WHAT THE TASK ASKS ▸
Write the listing out again, all of it, word for word.

::::::::

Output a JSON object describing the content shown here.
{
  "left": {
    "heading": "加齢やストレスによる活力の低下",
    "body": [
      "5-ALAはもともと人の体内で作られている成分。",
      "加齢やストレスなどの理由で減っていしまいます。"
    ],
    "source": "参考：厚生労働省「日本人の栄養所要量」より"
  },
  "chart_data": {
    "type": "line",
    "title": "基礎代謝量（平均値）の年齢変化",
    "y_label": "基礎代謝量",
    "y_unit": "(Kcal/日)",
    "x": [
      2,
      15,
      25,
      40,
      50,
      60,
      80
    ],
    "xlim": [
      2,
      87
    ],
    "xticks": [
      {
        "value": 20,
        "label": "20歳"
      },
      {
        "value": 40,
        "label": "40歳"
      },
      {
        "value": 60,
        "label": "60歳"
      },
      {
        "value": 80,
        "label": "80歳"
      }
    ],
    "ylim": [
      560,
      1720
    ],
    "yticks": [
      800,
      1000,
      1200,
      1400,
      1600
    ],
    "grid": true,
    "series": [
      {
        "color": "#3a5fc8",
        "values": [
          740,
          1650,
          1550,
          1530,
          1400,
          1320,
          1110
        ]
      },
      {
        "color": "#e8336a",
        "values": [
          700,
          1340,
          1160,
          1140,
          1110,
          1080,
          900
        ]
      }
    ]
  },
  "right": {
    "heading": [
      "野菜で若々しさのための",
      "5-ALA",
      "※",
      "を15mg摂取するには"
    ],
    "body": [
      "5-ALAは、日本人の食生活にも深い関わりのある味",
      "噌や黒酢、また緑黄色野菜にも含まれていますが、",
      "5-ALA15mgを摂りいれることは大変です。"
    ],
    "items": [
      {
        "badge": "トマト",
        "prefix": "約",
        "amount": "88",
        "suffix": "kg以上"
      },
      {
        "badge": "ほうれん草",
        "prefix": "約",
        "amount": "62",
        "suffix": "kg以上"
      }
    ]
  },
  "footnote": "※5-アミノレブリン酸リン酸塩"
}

::::::::

EXERCISE SOLUTION ▸
Output a JSON object describing the content shown here.
{
  "left": {
    "heading": "加齢やストレスによる活力の低下",
    "body": [
      "5-ALAはもともと人の体内で作られている成分。",
      "加齢やストレスなどの理由で減っていしまいます。"
    ],
    "source": "参考：厚生労働省「日本人の栄養所要量」より"
  },
  "chart_data": {
    "type": "line",
    "title": "基礎代謝量（平均値）の年齢変化",
    "y_label": "基礎代謝量",
    "y_unit": "(Kcal/日)",
    "x": [
      2,
      15,
      25,
      40,
      50,
      60,
      80
    ],
    "xlim": [
      2,
      87
    ],
    "xticks": [
      {
        "value": 20,
        "label": "20歳"
      },
      {
        "value": 40,
        "label": "40歳"
      },
      {
        "value": 60,
        "label": "60歳"
      },
      {
        "value": 80,
        "label": "80歳"
      }
    ],
    "ylim": [
      560,
      1720
    ],
    "yticks": [
      800,
      1000,
      1200,
      1400,
      1600
    ],
    "grid": true,
    "series": [
      {
        "color": "#3a5fc8",
        "values": [
          740,
          1650,
          1550,
          1530,
          1400,
          1320,
          1110
        ]
      },
      {
        "color": "#e8336a",
        "values": [
          700,
          1340,
          1160,
          1140,
          1110,
          1080,
          900
        ]
      }
    ]
  },
  "right": {
    "heading": [
      "野菜で若々しさのための",
      "5-ALA",
      "※",
      "を15mg摂取するには"
    ],
    "body": [
      "5-ALAは、日本人の食生活にも深い関わりのある味",
      "噌や黒酢、また緑黄色野菜にも含まれていますが、",
      "5-ALA15mgを摂りいれることは大変です。"
    ],
    "items": [
      {
        "badge": "トマト",
        "prefix": "約",
        "amount": "88",
        "suffix": "kg以上"
      },
      {
        "badge": "ほうれん草",
        "prefix": "約",
        "amount": "62",
        "suffix": "kg以上"
      }
    ]
  },
  "footnote": "※5-アミノレブリン酸リン酸塩"
}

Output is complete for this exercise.